Source excerpt:
---

The Folkunga Period (1250—138!)). Under the Folkunga Line, whose
most important personage was Birger Jarl, who ruled Sweden as Protector during
the minority of his son Valdemar from 4-250 to 1266, Sweden entered into
closer relations with the rest of Europe. It had now quite settled down into
the new conditions brought about by the introduction of Christianity; and the
community more and more assumed the same forms as in other countries at
the same time. The peasant aristocracy as formerly existing gave way
completely to a thorough division into classes, in which the Church appeared as a
state within the State, and the Nobility raised itself above the people, whose
right of decision it commenced to usurp at the diets of the lords, while its
principal men, surrounded the King in the capacity of Councillors of State, and
often dominated him. The Towns and their citizens developed by means of a
brisker internal and foreign trade. Communication with foreign lands was mainly
conducted by means of the Hanse towns, from which a number of Germans
migrated into Swedish towns and also laid the foundation of a mining
industry.
Within the country great activity prevailed in the field of legislation, under
the leadership of the Kings. Here, too, general European standards of right
find their way into Sweden: the position of women became ameliorated, and
serfdom was abolished. The laws of the old provinces were committed to writing,
and collected, in 1347, into one common law for the whole State, which, at
the end of the same century, was accepted by all the provinces. Thus, a great
step was taken towards uniting the ancient Swedish confederacy of provinces
into a unitary state. The Nobility was established by the introduction of
military service by Magnus Ladulås (about 1280). by which mounted service in
war conferred exemption from taxation, and grants of landed estates were made
in payment for service to the State. An organized, hereditary feudal system, in
the general European form, did not come into existence, however, and feudalism
happily never won a footing in Sweden.

---

What is needed: Please carry on the passage about Sweden's Folkunga period from its last sentence, in the same style.

Data rows:
---

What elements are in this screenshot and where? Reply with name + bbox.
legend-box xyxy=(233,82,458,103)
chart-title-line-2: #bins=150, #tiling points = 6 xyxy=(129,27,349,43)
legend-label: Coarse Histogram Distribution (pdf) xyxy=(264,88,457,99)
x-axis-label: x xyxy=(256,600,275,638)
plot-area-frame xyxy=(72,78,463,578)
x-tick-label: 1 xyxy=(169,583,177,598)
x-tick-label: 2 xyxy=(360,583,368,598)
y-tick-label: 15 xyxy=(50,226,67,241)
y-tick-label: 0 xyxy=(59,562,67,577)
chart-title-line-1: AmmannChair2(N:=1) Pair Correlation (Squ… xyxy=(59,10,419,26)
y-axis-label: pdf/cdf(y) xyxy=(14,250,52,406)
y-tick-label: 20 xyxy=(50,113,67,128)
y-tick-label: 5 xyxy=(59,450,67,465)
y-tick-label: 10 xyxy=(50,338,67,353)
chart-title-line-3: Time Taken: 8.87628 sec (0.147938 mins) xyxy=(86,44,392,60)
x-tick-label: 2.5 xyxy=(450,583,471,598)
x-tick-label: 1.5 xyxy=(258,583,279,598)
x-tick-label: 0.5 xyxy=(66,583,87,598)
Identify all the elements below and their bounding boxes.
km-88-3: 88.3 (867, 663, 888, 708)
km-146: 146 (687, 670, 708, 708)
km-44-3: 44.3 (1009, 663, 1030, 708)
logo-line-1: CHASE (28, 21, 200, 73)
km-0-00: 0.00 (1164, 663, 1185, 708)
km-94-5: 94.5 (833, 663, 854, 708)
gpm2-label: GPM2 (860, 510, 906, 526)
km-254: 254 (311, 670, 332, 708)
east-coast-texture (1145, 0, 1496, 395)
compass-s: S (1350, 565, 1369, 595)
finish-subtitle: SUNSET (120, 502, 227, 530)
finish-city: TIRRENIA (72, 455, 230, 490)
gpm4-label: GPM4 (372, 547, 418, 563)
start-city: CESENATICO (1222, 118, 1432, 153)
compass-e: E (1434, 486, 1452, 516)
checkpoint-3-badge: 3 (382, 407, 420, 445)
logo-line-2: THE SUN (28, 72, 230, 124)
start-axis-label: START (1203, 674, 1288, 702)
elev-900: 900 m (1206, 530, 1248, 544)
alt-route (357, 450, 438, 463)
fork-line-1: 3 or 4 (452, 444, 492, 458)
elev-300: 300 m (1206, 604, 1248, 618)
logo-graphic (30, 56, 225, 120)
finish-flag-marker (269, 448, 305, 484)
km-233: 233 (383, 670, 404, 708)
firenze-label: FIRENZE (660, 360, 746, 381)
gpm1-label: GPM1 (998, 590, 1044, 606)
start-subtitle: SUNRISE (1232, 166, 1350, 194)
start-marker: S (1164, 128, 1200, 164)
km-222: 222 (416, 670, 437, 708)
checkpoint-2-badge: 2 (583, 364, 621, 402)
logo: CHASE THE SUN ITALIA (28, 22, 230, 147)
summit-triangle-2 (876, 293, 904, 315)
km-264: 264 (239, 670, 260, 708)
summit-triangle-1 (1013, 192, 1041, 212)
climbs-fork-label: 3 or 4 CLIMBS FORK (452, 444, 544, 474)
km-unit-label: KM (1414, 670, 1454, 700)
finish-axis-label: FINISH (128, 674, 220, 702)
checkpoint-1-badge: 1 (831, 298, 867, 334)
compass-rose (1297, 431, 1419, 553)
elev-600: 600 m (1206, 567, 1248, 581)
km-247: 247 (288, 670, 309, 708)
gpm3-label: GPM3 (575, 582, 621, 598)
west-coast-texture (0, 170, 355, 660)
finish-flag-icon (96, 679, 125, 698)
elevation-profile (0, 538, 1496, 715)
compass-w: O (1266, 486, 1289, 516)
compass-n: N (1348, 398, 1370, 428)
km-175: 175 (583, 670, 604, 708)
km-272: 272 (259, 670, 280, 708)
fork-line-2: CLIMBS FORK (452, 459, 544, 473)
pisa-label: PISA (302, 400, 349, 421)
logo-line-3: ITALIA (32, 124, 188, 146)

---

Written response:
The southernmost provinces (Skåne, Halland, and Blekinge) were united for
a short time to Sweden; but lack of highroads and the easy communications
across the Sound necessarily brought them in relations with Denmark, under
whose rule they soon came again. But as mistress of both shores of the Sound,
Denmark could, at will, favour or obstruct the maritime intercourse of Sweden
with foreign parts; and the relations of Sweden to Denmark were, for centuries,
one continual conflict for possession of the Sound. In order to secure other roads
outwards, Sweden was obliged to cultivate friendship with the Hanse towns and
the Counts of Holstein; and the family ties knitted by the kings with Holstein,
Denmark, and Norway alternately, mark the course of the foreign policy of
Sweden. Towards the East, Birger Jarl (before 1250), and Torgils Knutsson
(before 1300), carried through the conquest and christianizing of Finland; but
in face of the powerful Great Novgorod they failed to restore the ancient
influence of Sweden in Russia.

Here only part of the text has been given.